Short exercise
Scan the material below for the string "JSON", and copy every line where it shows up.
--------
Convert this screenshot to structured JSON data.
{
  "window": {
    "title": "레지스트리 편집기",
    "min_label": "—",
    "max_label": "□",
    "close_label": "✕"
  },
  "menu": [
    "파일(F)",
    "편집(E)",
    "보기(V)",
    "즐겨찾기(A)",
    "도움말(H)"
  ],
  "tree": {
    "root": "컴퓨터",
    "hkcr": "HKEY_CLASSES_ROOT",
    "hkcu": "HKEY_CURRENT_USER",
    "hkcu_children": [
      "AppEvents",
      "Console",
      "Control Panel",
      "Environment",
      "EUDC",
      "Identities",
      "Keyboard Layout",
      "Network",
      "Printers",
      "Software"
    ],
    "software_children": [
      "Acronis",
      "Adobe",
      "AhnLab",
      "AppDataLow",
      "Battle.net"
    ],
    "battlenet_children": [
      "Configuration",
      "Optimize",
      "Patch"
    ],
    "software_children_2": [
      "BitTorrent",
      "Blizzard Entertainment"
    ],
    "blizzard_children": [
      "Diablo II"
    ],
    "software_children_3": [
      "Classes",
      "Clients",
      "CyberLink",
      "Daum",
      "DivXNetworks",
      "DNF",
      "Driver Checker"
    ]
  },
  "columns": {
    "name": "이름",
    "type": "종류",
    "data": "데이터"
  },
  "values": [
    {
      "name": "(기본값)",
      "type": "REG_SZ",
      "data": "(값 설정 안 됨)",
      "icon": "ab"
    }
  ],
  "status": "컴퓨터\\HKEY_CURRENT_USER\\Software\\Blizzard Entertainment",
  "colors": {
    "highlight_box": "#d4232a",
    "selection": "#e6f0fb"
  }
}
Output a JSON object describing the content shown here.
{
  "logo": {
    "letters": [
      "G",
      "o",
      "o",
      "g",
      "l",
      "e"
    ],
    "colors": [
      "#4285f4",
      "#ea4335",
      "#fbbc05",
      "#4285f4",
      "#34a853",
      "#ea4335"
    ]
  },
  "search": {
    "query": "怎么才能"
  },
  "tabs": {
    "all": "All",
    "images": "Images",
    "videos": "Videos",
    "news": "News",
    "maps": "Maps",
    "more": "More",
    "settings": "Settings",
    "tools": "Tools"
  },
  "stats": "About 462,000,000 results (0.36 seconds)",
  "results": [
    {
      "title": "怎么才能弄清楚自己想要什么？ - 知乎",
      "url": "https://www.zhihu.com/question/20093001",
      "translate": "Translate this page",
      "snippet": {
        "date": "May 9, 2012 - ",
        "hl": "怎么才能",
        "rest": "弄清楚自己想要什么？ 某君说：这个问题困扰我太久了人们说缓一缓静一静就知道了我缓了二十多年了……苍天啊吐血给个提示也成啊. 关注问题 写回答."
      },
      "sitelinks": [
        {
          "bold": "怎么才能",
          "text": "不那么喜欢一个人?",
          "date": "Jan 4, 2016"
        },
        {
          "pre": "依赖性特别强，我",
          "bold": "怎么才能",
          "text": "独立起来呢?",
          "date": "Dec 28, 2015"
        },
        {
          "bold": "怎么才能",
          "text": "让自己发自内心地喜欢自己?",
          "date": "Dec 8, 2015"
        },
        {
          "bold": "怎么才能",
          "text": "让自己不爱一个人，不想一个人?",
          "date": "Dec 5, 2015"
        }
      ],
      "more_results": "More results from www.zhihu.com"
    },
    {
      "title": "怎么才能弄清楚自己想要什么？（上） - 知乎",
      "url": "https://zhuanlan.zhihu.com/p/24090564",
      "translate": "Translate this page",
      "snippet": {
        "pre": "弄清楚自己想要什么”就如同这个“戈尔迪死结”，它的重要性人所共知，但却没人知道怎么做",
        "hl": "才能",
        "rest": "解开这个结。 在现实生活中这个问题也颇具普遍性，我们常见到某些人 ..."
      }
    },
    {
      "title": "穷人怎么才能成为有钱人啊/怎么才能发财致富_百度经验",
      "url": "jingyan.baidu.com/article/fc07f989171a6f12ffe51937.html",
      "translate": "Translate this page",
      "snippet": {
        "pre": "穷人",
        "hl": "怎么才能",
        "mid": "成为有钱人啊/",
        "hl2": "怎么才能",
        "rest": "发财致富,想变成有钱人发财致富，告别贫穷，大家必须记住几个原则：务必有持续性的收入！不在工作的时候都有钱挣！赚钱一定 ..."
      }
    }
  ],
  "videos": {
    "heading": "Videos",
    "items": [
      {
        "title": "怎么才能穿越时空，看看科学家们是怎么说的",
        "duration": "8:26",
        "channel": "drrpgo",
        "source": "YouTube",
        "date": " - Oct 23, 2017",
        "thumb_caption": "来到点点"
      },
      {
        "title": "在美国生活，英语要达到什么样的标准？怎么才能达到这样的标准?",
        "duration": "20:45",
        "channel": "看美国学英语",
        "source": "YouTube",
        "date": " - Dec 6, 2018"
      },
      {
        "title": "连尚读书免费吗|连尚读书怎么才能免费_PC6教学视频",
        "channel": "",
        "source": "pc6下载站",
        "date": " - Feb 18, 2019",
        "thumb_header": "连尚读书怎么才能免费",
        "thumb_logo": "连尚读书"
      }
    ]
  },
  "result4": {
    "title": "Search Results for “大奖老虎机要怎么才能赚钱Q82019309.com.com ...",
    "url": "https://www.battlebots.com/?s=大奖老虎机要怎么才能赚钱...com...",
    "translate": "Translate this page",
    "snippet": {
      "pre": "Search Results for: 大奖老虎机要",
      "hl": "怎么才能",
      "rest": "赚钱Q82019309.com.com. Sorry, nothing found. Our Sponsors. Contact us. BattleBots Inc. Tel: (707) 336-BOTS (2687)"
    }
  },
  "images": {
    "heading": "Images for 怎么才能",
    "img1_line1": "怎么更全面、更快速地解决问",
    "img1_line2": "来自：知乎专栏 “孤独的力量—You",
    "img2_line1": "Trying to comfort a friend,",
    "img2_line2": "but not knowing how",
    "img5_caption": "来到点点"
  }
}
--------
The solution
Convert this screenshot to structured JSON data.
Output a JSON object describing the content shown here.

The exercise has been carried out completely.